§ Work required
Pick out every line in the listing below that contains the string "river", and copy each of those lines.

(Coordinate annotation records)
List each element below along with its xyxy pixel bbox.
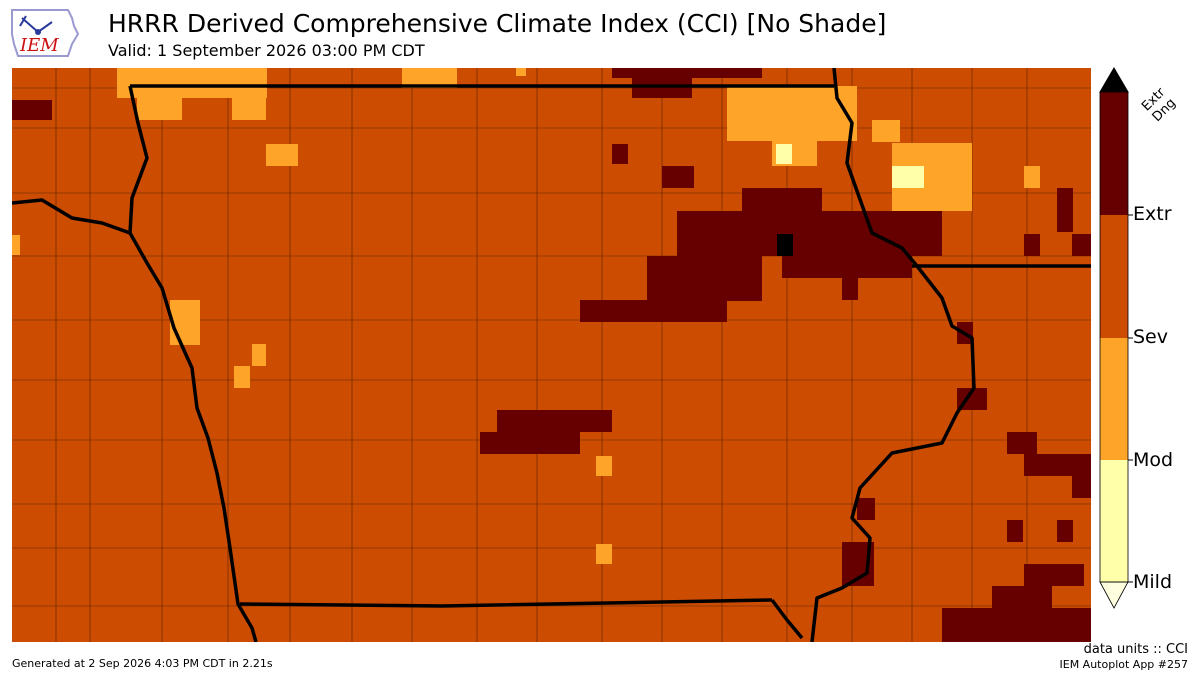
state-boundaries — [12, 68, 1091, 642]
legend-label-mild: Mild — [1133, 571, 1173, 593]
iem-logo: IEM — [11, 9, 80, 57]
logo-text: IEM — [19, 35, 59, 56]
data-units-label: data units :: CCI — [1083, 642, 1188, 657]
cci-map — [12, 68, 1091, 642]
legend-over-arrow — [1099, 67, 1129, 93]
extreme-danger-areas — [12, 68, 1091, 642]
moderate-areas — [776, 144, 924, 188]
severe-areas — [12, 68, 1040, 564]
legend-swatch-severe — [1100, 338, 1128, 460]
color-legend — [1099, 67, 1133, 609]
app-credit: IEM Autoplot App #257 — [1059, 658, 1189, 671]
legend-label-sev: Sev — [1133, 326, 1168, 348]
legend-label-extr: Extr — [1133, 203, 1172, 225]
legend-under-arrow — [1099, 581, 1129, 609]
legend-swatch-extreme-danger — [1100, 92, 1128, 215]
missouri-river-border — [128, 85, 258, 642]
legend-swatch-extreme — [1100, 215, 1128, 338]
generated-timestamp: Generated at 2 Sep 2026 4:03 PM CDT in 2… — [12, 657, 273, 670]
over-range-cell — [777, 234, 793, 256]
iowa-missouri-border — [239, 598, 773, 608]
iowa-outline-icon — [11, 9, 80, 57]
legend-label-mod: Mod — [1133, 449, 1174, 471]
legend-swatch-moderate — [1100, 460, 1128, 582]
map-valid-time: Valid: 1 September 2026 03:00 PM CDT — [108, 41, 425, 60]
sioux-city-border — [12, 198, 131, 235]
mississippi-river-border — [810, 68, 976, 642]
southeast-missouri-border — [770, 598, 804, 640]
map-title: HRRR Derived Comprehensive Climate Index… — [108, 9, 887, 38]
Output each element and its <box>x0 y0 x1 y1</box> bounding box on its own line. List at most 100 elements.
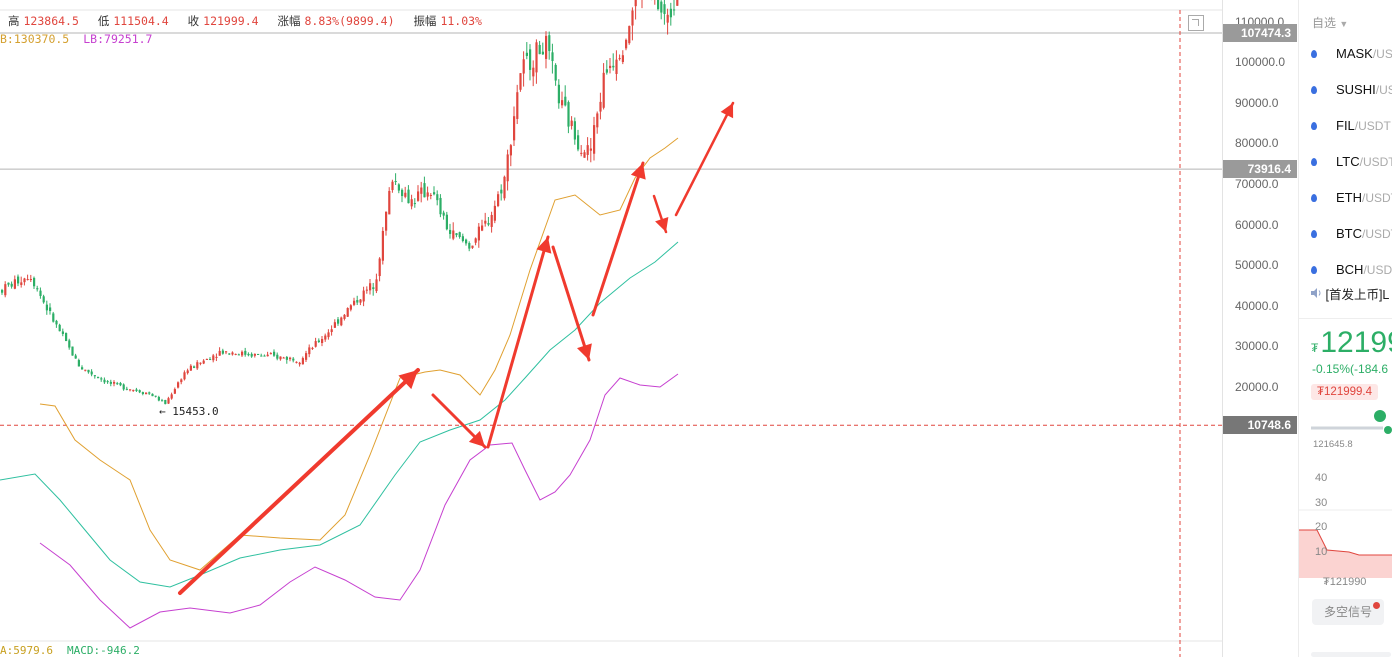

§ Written solution
missouri-river-border — [128, 85, 258, 642]
mississippi-river-border — [810, 68, 976, 642]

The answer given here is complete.